*** SUPPLIED INFORMATION
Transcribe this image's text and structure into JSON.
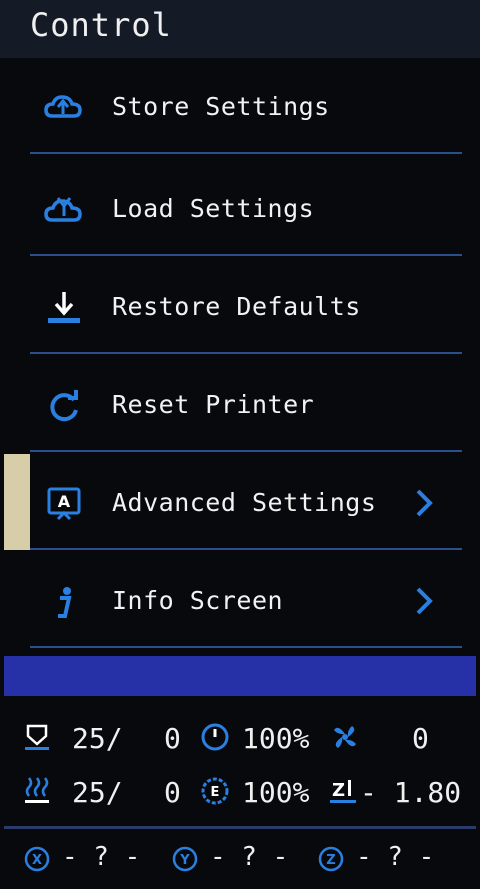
{
  "header": {
    "title": "Control"
  },
  "menu": {
    "items": [
      {
        "label": "Store Settings",
        "icon": "cloud-upload-icon"
      },
      {
        "label": "Load Settings",
        "icon": "cloud-download-icon"
      },
      {
        "label": "Restore Defaults",
        "icon": "restore-download-icon"
      },
      {
        "label": "Reset Printer",
        "icon": "refresh-icon"
      },
      {
        "label": "Advanced Settings",
        "icon": "advanced-a-icon",
        "selected": true,
        "has_submenu": true
      },
      {
        "label": "Info Screen",
        "icon": "info-icon",
        "has_submenu": true
      }
    ]
  },
  "status": {
    "hotend_current": "25/",
    "hotend_target": "0",
    "speed": "100%",
    "fan": "0",
    "bed_current": "25/",
    "bed_target": "0",
    "flow": "100%",
    "z_offset": "- 1.80"
  },
  "axes": {
    "x": "- ? -",
    "y": "- ? -",
    "z": "- ? -"
  },
  "colors": {
    "accent_blue": "#2a80e0",
    "selected_bar": "#d8cda9",
    "status_band": "#2631a8"
  }
}
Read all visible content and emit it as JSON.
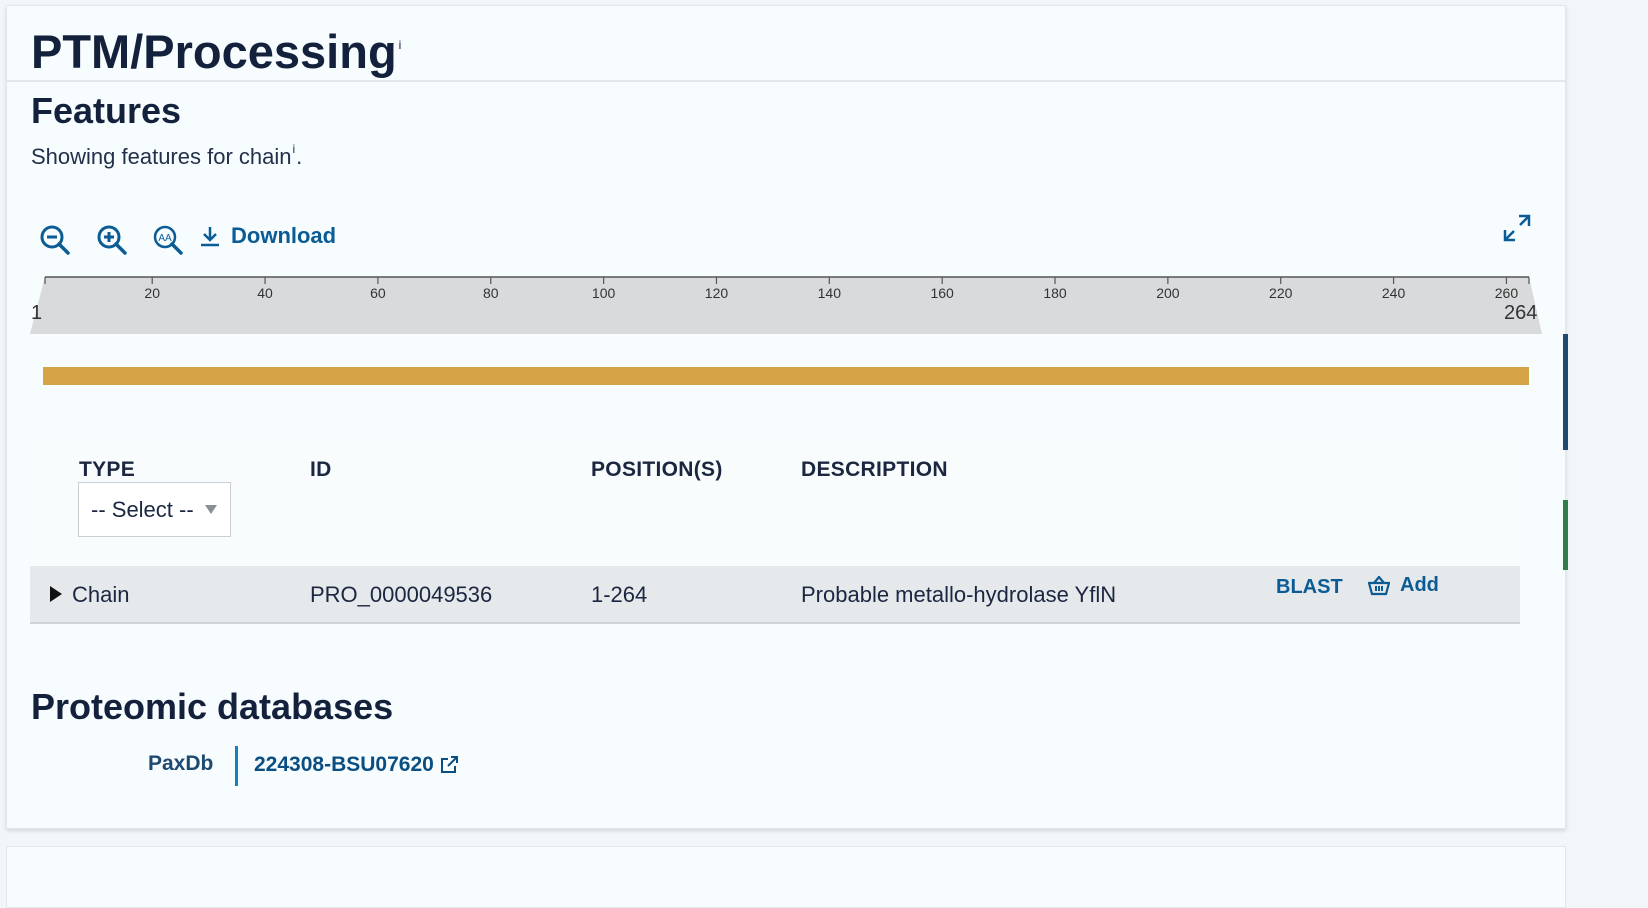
******
▶ TASK TO CARRY OUT
Restate the data above word for word. Do not include the images.

▶ TASK RESPONSE
Transcribe this image's text and structure into JSON.
{
  "header": {
    "title": "Control"
  },
  "menu": {
    "items": [
      {
        "label": "Store Settings",
        "icon": "cloud-upload-icon"
      },
      {
        "label": "Load Settings",
        "icon": "cloud-download-icon"
      },
      {
        "label": "Restore Defaults",
        "icon": "restore-download-icon"
      },
      {
        "label": "Reset Printer",
        "icon": "refresh-icon"
      },
      {
        "label": "Advanced Settings",
        "icon": "advanced-a-icon",
        "selected": true,
        "has_submenu": true
      },
      {
        "label": "Info Screen",
        "icon": "info-icon",
        "has_submenu": true
      }
    ]
  },
  "status": {
    "hotend_current": "25/",
    "hotend_target": "0",
    "speed": "100%",
    "fan": "0",
    "bed_current": "25/",
    "bed_target": "0",
    "flow": "100%",
    "z_offset": "- 1.80"
  },
  "axes": {
    "x": "- ? -",
    "y": "- ? -",
    "z": "- ? -"
  },
  "colors": {
    "accent_blue": "#2a80e0",
    "selected_bar": "#d8cda9",
    "status_band": "#2631a8"
  }
}
Read all visible content and emit it as JSON.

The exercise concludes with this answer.